→ PROBLEM TO SOLVE
Report, word for word, every line of the material that contains "ffffff".

Dataset listings of figures:
--------------------------------

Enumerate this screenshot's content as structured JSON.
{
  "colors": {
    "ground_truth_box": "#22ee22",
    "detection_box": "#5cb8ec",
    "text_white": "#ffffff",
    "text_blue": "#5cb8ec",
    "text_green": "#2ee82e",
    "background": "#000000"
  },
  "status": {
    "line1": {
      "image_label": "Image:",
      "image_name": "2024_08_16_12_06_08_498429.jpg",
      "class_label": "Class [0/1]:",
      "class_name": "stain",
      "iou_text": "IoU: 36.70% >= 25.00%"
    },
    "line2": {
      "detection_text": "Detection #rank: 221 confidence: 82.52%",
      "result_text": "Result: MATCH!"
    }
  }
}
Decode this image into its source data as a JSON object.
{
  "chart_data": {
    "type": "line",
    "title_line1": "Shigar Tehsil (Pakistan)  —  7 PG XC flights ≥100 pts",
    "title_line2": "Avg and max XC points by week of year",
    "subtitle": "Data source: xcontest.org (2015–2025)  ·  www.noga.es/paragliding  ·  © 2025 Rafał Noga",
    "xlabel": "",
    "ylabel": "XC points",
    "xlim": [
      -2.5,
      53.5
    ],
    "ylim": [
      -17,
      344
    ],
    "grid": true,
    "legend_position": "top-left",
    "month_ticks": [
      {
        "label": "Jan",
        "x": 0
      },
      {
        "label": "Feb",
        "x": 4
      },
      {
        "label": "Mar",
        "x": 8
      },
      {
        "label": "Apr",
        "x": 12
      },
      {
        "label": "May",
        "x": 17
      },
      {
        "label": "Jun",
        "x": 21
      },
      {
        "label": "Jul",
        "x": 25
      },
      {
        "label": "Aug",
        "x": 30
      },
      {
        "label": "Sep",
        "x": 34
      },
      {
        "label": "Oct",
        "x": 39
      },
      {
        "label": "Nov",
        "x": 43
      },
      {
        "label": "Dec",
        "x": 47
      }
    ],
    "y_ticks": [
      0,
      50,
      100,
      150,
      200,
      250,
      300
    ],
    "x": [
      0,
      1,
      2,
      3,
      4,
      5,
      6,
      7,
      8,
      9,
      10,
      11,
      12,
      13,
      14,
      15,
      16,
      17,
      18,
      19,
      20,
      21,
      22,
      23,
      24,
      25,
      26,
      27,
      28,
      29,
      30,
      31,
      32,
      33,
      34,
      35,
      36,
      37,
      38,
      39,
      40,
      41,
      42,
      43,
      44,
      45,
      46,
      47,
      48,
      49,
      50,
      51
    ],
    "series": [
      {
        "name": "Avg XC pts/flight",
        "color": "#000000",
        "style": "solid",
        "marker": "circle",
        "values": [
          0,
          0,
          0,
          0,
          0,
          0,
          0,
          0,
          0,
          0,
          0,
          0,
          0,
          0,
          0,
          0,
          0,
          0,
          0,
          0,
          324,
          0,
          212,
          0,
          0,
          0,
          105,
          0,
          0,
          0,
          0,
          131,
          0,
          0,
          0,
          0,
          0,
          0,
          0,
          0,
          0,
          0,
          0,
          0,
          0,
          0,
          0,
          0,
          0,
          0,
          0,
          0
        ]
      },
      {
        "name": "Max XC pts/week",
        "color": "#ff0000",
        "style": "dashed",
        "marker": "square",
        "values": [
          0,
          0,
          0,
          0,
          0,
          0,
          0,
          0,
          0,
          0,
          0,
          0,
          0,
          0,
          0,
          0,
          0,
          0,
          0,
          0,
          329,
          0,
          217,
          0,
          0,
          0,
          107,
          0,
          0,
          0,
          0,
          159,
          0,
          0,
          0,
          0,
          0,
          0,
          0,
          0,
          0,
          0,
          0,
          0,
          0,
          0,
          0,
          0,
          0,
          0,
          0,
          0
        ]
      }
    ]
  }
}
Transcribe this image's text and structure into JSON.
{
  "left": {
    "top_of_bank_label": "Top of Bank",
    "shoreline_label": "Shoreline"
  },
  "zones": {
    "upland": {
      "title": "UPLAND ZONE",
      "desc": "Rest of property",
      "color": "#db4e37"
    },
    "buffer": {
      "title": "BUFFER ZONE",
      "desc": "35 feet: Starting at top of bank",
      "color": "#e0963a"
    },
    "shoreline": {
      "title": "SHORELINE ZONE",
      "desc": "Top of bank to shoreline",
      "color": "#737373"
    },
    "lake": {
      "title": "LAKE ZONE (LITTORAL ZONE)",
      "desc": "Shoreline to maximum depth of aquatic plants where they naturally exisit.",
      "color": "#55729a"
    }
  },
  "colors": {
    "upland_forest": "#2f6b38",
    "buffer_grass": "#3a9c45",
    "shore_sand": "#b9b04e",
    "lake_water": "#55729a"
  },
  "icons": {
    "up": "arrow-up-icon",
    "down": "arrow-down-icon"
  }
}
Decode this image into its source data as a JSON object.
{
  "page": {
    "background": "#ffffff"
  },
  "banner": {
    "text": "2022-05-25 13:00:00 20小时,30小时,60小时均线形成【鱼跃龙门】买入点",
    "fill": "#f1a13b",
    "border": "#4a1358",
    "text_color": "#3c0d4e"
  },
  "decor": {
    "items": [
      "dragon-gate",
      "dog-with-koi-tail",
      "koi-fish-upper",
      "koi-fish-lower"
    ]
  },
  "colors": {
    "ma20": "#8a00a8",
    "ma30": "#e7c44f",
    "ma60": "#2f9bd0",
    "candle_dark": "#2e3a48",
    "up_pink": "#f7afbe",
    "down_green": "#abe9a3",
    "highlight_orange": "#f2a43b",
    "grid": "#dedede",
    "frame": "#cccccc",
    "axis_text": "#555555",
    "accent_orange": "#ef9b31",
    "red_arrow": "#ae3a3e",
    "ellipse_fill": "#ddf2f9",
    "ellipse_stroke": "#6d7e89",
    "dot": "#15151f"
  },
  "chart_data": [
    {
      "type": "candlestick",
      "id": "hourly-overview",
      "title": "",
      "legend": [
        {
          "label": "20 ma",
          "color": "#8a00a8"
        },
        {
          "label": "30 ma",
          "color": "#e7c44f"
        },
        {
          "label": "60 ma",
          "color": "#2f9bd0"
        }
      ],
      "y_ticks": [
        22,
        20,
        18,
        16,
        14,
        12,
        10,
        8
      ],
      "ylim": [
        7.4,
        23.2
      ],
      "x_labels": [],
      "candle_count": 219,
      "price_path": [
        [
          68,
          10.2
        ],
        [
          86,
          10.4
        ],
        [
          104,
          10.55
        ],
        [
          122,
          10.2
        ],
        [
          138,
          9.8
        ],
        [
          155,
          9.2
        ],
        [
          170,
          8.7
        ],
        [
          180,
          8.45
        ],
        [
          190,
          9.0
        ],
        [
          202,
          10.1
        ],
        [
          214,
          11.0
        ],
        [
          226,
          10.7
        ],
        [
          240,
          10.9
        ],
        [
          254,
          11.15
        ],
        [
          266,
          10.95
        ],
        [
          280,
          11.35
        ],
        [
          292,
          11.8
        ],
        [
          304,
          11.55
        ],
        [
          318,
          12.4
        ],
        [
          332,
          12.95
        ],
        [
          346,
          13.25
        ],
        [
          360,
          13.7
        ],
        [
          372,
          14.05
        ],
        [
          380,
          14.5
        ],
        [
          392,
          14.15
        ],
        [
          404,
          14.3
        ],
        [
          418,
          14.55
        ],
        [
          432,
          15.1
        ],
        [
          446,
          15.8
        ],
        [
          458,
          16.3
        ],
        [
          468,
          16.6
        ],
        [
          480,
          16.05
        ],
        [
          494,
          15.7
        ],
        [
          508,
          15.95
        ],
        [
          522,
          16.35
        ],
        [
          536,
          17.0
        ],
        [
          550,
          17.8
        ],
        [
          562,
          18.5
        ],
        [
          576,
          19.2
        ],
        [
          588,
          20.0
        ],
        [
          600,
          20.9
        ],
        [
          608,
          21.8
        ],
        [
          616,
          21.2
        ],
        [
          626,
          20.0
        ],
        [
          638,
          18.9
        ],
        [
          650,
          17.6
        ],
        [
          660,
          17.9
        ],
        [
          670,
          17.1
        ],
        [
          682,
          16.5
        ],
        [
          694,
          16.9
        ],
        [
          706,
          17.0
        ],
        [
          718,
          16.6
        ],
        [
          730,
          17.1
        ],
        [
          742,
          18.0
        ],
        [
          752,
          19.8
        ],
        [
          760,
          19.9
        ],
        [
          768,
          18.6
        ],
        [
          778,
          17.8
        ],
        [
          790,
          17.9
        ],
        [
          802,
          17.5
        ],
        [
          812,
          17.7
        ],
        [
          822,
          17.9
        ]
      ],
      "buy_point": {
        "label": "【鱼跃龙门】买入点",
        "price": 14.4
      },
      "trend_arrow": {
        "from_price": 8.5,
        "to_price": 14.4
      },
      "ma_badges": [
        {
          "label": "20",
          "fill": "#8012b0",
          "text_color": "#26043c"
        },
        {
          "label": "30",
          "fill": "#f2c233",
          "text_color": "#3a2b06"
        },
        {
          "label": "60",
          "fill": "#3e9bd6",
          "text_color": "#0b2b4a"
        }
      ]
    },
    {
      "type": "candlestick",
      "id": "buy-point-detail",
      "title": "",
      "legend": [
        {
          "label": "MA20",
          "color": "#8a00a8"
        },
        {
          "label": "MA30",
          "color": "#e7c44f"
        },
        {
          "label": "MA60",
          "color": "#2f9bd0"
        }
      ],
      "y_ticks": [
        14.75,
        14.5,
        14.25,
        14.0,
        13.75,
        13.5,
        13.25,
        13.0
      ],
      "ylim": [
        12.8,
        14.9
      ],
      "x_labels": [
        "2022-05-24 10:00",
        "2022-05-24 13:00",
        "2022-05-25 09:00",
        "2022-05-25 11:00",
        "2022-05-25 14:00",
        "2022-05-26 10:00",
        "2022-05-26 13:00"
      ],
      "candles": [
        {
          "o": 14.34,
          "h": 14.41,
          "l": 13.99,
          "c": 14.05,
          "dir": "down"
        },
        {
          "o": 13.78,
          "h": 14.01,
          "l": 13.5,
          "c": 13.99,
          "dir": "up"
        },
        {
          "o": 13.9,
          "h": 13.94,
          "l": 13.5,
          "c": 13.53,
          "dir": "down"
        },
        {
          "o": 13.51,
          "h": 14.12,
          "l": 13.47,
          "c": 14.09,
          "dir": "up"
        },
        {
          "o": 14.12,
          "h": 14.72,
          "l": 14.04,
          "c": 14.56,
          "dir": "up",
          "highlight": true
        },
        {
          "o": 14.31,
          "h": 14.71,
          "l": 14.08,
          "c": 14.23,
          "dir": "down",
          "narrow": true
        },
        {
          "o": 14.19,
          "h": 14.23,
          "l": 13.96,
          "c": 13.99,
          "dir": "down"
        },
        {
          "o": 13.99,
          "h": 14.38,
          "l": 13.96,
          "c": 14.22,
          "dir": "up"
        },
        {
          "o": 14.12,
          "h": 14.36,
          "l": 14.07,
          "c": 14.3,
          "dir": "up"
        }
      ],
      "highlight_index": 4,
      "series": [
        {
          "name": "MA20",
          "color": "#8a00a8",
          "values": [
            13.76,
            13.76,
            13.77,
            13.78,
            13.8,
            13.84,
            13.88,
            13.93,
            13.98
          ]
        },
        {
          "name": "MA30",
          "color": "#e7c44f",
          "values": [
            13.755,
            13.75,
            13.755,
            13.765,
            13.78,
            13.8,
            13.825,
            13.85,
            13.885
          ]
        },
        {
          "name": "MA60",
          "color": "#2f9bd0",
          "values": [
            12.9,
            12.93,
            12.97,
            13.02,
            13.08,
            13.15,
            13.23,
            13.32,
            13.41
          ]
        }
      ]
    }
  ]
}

--------------------------------

→ EXERCISE RESPONSE
    "text_white": "#ffffff",
    "background": "#ffffff"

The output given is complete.